Apply what you read:
1. Using the PegIntron trial page, answer yes or no to whether each statement agrees with it, and quote the text's words that settle it: (a) The study is currently recruiting participants. (b) All subjects are followed for 24 weeks after their treatment ends. (c) The study is double-blind.
2. Duplicate the part of the PegIntron trial page that opens with the words containing "This study is ongoing, but" and closes with "their treatment ends.".
3. According to the PegIntron trial page, why are the two 1.5 mcg/kg regimens compared with PegIntron 1.0 mcg/kg once a week for 24 weeks? Answer in one to three sentences.

━━━ Provided text ━━━

This study is ongoing, but not recruiting participants.

Sponsored by: Schering-Plough
Information provided by: Schering-Plough
ClinicalTrials.gov Identifier: NCT00536263
  Purpose

The purpose of this study is to determine the efficacy and safety of two dosages of PegIntron for treating e antigen-positive chronic hepatitis B compared with the approved dosage, which is PegIntron 1.0 microgram (mcg)/kg given once a week for 24 weeks. This study compares dosages of (1) 1.5 mcg/kg once a week for 24 weeks and (2) 1.5 mcg/kg once a week for 48 weeks with the approved dosage. All subjects are followed for 24 weeks after their treatment ends.


Condition Intervention Phase
Hepatitis B, Chronic
 Drug: pegylated interferon alpha-2b
 Phase III

MedlinePlus related topics:   Hepatitis    Hepatitis B   

Drug Information available for:   Hepatitis B Vaccines    Interferon alfa-n1    Interferon alfa-2a    Interferon alfa-2b    Interferons    Peginterferon Alfa-2b   

U.S. FDA Resources

Study Type:   Interventional
Study Design:   Treatment, Randomized, Open Label, Active Control, Crossover Assignment
Official Title:   An Open-Label, Randomized Study of PegIntron in the Treatment of HBeAg Positive Chronic Hepatitis B Patients

Further study details as provided by Schering-Plough:

Primary Outcome Measures:
  • HBeAg Loss [ Time Frame: 24 weeks after end of treatment ] [ Designated as safety issue: No ]

Secondary Outcome Measures:
  • HBe seroconversion [ Time Frame: End of treatment and 24 weeks after end of treatment ] [ Designated as safety issue: No ]
  • HBV-DNA decrease [ Time Frame: End of treatment and 24 weeks after end of treatment ] [ Designated as safety issue: No ]
  • ALT normalization [ Time Frame: End of treatment and 24 weeks after end of treatment ] [ Designated as safety issue: No ]
  • Combined Response (defined as HBV DNA (PCR) <20,000 IUs/ml and HBe seroconversion and ALT normalization) [ Time Frame: End of treatment and 24 weeks after end of treatment ] [ Designated as safety issue: No ]
  • HBsAg Loss [ Time Frame: End of treatment and 24 weeks after end of treatment ] [ Designated as safety issue: No ]
  • HBs seroconversion [ Time Frame: End of treatment and 24 weeks after end of treatment ] [ Designated as safety issue: No ]

Estimated Enrollment:   645
Study Start Date:   September 2007
Estimated Study Completion Date:   September 2009
Estimated Primary Completion Date:   September 2009 (Final data collection date for primary outcome measure)

━━━ Records shown ━━━

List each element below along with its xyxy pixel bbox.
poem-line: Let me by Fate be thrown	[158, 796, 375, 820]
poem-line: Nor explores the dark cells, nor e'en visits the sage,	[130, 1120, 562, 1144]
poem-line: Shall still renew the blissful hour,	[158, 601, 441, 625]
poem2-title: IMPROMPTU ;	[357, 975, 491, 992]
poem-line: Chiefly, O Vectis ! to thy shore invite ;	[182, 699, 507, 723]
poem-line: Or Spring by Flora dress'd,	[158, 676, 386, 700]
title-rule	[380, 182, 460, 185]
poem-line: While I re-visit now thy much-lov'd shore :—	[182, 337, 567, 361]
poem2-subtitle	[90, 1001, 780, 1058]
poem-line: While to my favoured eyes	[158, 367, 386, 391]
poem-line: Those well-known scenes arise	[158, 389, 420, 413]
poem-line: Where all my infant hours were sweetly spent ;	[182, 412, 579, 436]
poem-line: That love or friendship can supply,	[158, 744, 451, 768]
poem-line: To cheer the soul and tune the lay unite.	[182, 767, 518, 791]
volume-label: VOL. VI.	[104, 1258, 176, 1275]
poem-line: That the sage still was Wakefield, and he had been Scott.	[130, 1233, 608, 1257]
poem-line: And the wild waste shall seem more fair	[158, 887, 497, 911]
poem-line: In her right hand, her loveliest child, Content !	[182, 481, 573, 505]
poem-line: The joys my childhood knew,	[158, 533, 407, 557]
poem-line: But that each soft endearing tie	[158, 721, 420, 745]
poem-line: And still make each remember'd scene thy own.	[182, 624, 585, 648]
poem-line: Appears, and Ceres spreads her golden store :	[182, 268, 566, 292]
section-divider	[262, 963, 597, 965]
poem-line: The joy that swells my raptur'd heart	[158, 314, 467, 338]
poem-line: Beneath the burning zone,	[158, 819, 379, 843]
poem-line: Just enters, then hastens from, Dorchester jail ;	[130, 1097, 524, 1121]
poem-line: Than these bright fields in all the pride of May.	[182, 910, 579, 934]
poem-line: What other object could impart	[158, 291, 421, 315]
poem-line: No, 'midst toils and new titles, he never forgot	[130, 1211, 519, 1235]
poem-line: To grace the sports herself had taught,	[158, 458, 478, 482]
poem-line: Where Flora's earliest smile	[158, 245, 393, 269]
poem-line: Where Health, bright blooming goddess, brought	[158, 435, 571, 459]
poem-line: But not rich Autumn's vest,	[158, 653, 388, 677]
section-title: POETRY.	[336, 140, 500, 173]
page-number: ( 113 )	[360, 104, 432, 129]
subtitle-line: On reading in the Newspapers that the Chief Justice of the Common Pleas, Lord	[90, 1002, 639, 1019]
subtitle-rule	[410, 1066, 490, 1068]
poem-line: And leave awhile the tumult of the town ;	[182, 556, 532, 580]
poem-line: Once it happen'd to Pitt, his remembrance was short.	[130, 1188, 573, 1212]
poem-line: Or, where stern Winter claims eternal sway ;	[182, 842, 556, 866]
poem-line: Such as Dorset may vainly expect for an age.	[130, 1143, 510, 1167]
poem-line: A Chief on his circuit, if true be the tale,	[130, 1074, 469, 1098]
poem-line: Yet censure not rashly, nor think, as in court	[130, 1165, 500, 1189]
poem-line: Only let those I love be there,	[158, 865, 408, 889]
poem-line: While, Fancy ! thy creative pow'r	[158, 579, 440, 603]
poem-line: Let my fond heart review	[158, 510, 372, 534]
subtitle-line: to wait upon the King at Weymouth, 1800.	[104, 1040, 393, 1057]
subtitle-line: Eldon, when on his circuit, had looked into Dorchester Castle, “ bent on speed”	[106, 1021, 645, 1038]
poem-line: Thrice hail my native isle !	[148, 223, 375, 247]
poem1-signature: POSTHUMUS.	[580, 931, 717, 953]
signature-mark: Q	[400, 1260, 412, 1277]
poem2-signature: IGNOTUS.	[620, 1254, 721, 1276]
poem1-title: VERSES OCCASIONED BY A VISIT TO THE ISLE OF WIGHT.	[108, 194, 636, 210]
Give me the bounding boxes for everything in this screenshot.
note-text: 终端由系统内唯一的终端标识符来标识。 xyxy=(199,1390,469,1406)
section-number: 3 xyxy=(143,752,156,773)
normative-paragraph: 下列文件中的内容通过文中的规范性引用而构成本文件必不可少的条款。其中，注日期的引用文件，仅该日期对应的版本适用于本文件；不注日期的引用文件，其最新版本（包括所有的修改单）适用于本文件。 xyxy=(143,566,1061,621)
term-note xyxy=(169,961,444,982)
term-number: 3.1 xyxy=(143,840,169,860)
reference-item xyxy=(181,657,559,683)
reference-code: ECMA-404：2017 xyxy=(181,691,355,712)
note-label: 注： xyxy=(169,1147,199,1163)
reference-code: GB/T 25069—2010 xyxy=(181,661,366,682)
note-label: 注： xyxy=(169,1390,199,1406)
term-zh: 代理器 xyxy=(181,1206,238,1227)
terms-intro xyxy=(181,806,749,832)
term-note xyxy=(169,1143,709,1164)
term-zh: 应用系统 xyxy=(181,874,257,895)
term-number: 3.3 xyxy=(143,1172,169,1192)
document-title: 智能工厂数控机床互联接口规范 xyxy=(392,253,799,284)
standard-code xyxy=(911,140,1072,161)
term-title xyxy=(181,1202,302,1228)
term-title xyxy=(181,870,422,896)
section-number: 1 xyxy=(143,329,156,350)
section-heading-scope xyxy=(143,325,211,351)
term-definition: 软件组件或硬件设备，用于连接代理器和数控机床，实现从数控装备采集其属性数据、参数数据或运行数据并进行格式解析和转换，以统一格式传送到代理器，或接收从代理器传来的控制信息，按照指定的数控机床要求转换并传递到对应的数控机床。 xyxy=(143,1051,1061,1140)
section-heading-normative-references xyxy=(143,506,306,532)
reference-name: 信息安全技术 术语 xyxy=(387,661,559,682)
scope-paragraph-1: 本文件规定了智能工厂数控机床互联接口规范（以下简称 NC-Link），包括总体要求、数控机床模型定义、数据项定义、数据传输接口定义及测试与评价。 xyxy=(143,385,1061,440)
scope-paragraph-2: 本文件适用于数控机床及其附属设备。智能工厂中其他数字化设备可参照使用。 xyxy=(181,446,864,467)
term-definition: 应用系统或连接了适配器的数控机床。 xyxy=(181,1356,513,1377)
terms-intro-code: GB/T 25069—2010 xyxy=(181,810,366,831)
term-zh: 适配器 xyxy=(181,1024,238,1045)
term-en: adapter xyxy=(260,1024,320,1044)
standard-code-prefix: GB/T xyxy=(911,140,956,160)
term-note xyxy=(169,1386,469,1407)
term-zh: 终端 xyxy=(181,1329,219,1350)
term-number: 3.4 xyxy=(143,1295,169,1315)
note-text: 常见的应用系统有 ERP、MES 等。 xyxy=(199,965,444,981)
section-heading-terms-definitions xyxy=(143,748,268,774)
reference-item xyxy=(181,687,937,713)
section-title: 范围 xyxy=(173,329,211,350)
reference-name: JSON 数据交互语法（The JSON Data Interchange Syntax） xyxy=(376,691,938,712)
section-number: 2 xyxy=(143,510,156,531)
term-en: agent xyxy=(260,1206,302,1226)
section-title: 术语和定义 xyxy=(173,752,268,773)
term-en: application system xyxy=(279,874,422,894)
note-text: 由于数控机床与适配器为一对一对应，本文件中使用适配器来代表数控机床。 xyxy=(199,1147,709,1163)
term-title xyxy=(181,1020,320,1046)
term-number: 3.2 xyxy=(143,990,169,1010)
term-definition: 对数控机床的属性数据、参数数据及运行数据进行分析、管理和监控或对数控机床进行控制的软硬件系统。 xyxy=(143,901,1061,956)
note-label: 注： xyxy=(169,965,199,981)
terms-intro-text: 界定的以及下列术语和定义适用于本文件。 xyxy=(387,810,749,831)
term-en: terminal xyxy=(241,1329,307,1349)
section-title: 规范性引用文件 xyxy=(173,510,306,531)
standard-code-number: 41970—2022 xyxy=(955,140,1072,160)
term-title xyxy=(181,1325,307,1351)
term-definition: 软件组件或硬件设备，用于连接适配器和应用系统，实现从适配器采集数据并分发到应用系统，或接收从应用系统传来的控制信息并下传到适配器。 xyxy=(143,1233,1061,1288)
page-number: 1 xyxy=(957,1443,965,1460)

━━━

Solutions per task:
1.
(a) No: "This study is ongoing, but not recruiting participants."
(b) Yes: "All subjects are followed for 24 weeks after their treatment ends."
(c) No: "Treatment, Randomized, Open Label, Active Control, Crossover Assignment"

2.
This study is ongoing, but not recruiting participants.

Sponsored by: Schering-Plough
Information provided by: Schering-Plough
ClinicalTrials.gov Identifier: NCT00536263
  Purpose

The purpose of this study is to determine the efficacy and safety of two dosages of PegIntron for treating e antigen-positive chronic hepatitis B compared with the approved dosage, which is PegIntron 1.0 microgram (mcg)/kg given once a week for 24 weeks. This study compares dosages of (1) 1.5 mcg/kg once a week for 24 weeks and (2) 1.5 mcg/kg once a week for 48 weeks with the approved dosage. All subjects are followed for 24 weeks after their treatment ends.

3. The 1.0 mcg/kg once-weekly, 24-week regimen is the approved dosage of PegIntron. The study aims to determine the efficacy and safety of the two 1.5 mcg/kg dosages for treating e antigen-positive chronic hepatitis B compared with that approved dosage.